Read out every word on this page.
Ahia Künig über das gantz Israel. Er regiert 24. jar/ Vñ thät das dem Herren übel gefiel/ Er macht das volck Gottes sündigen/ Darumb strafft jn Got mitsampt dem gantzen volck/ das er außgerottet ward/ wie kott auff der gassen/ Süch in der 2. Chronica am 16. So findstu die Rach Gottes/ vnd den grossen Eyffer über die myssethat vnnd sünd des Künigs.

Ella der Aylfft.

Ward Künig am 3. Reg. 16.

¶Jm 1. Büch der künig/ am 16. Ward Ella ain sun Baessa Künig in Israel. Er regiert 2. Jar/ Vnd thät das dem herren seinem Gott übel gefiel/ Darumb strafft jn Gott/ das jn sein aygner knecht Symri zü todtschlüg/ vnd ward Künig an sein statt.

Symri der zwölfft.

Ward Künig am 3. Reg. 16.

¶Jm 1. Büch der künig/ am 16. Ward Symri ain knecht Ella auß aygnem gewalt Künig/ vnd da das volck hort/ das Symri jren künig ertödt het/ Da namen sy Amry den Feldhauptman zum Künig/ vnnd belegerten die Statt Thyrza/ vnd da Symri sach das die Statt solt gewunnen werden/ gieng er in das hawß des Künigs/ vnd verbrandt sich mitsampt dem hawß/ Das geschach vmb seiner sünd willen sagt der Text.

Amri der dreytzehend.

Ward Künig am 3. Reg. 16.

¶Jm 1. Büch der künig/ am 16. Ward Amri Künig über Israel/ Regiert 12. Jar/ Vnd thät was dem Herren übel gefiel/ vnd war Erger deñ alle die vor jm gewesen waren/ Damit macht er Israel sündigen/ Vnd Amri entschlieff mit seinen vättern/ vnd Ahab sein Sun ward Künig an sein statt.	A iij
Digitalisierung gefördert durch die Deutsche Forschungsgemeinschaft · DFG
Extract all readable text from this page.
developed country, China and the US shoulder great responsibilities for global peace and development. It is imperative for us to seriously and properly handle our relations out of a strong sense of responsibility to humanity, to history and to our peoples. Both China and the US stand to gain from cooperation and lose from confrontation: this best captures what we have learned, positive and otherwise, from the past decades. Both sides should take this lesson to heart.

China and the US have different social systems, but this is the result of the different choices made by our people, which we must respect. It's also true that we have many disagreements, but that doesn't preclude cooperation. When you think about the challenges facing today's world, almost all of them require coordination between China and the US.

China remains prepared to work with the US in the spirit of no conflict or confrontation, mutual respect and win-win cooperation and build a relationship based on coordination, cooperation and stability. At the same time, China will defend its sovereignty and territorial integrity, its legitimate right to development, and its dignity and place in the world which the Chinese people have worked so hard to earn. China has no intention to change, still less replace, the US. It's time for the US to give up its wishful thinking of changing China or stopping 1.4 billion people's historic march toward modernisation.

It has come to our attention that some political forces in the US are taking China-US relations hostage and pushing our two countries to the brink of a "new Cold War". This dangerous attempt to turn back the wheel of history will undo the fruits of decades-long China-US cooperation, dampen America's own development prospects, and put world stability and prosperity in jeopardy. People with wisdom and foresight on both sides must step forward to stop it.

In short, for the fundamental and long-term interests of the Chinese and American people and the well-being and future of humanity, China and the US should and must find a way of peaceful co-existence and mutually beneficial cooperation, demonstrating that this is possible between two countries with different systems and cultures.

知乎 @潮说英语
·····
* **What the task asks**
Write out all of the records above exactly as they appear.

* **Answer to this task**
Read out every word on this page.
Ahia Künig über das gantz Israel. Er regiert 24. jar/ Vñ thät das dem Herren übel gefiel/ Er macht das volck Gottes sündigen/ Darumb strafft jn Got mitsampt dem gantzen volck/ das er außgerottet ward/ wie kott auff der gassen/ Süch in der 2. Chronica am 16. So findstu die Rach Gottes/ vnd den grossen Eyffer über die myssethat vnnd sünd des Künigs.

Ella der Aylfft.

Ward Künig am 3. Reg. 16.

¶Jm 1. Büch der künig/ am 16. Ward Ella ain sun Baessa Künig in Israel. Er regiert 2. Jar/ Vnd thät das dem herren seinem Gott übel gefiel/ Darumb strafft jn Gott/ das jn sein aygner knecht Symri zü todtschlüg/ vnd ward Künig an sein statt.

Symri der zwölfft.

Ward Künig am 3. Reg. 16.

¶Jm 1. Büch der künig/ am 16. Ward Symri ain knecht Ella auß aygnem gewalt Künig/ vnd da das volck hort/ das Symri jren künig ertödt het/ Da namen sy Amry den Feldhauptman zum Künig/ vnnd belegerten die Statt Thyrza/ vnd da Symri sach das die Statt solt gewunnen werden/ gieng er in das hawß des Künigs/ vnd verbrandt sich mitsampt dem hawß/ Das geschach vmb seiner sünd willen sagt der Text.

Amri der dreytzehend.

Ward Künig am 3. Reg. 16.

¶Jm 1. Büch der künig/ am 16. Ward Amri Künig über Israel/ Regiert 12. Jar/ Vnd thät was dem Herren übel gefiel/ vnd war Erger deñ alle die vor jm gewesen waren/ Damit macht er Israel sündigen/ Vnd Amri entschlieff mit seinen vättern/ vnd Ahab sein Sun ward Künig an sein statt.	A iij
Digitalisierung gefördert durch die Deutsche Forschungsgemeinschaft · DFG
Extract all readable text from this page.
developed country, China and the US shoulder great responsibilities for global peace and development. It is imperative for us to seriously and properly handle our relations out of a strong sense of responsibility to humanity, to history and to our peoples. Both China and the US stand to gain from cooperation and lose from confrontation: this best captures what we have learned, positive and otherwise, from the past decades. Both sides should take this lesson to heart.

China and the US have different social systems, but this is the result of the different choices made by our people, which we must respect. It's also true that we have many disagreements, but that doesn't preclude cooperation. When you think about the challenges facing today's world, almost all of them require coordination between China and the US.

China remains prepared to work with the US in the spirit of no conflict or confrontation, mutual respect and win-win cooperation and build a relationship based on coordination, cooperation and stability. At the same time, China will defend its sovereignty and territorial integrity, its legitimate right to development, and its dignity and place in the world which the Chinese people have worked so hard to earn. China has no intention to change, still less replace, the US. It's time for the US to give up its wishful thinking of changing China or stopping 1.4 billion people's historic march toward modernisation.

It has come to our attention that some political forces in the US are taking China-US relations hostage and pushing our two countries to the brink of a "new Cold War". This dangerous attempt to turn back the wheel of history will undo the fruits of decades-long China-US cooperation, dampen America's own development prospects, and put world stability and prosperity in jeopardy. People with wisdom and foresight on both sides must step forward to stop it.

In short, for the fundamental and long-term interests of the Chinese and American people and the well-being and future of humanity, China and the US should and must find a way of peaceful co-existence and mutually beneficial cooperation, demonstrating that this is possible between two countries with different systems and cultures.

知乎 @潮说英语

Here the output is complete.